--- START Extracted information ---

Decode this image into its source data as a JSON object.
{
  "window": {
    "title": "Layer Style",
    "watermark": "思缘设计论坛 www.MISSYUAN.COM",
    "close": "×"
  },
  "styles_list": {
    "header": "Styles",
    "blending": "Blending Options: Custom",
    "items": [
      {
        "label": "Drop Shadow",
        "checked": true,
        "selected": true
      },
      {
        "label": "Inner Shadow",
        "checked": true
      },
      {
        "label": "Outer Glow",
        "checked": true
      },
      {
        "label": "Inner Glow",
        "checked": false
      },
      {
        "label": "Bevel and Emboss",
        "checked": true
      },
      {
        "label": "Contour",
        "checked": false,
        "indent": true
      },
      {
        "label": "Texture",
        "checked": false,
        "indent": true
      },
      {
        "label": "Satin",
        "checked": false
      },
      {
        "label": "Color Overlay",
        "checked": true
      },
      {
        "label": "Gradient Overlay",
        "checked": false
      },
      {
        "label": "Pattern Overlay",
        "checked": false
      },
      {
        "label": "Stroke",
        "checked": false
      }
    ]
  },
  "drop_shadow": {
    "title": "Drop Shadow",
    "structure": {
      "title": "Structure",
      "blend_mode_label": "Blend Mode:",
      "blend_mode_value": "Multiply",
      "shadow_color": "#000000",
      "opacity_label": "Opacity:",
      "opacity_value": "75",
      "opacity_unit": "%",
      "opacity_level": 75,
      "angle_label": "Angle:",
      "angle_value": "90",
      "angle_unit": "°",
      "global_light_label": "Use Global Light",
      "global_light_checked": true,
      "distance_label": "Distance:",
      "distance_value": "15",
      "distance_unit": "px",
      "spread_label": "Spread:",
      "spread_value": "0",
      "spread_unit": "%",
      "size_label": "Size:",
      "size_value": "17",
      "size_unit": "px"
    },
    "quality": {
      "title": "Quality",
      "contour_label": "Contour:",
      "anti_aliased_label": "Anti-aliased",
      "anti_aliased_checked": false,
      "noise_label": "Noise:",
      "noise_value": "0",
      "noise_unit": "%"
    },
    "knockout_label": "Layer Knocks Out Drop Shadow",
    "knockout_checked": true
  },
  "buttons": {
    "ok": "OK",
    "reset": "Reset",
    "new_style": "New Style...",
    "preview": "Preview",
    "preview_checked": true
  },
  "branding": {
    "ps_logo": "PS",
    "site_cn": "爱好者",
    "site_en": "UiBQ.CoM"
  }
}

--- END Extracted information ---

Gather up every line from the listing above in which the word "Inner" occurs.

        "label": "Inner Shadow",
        "label": "Inner Glow",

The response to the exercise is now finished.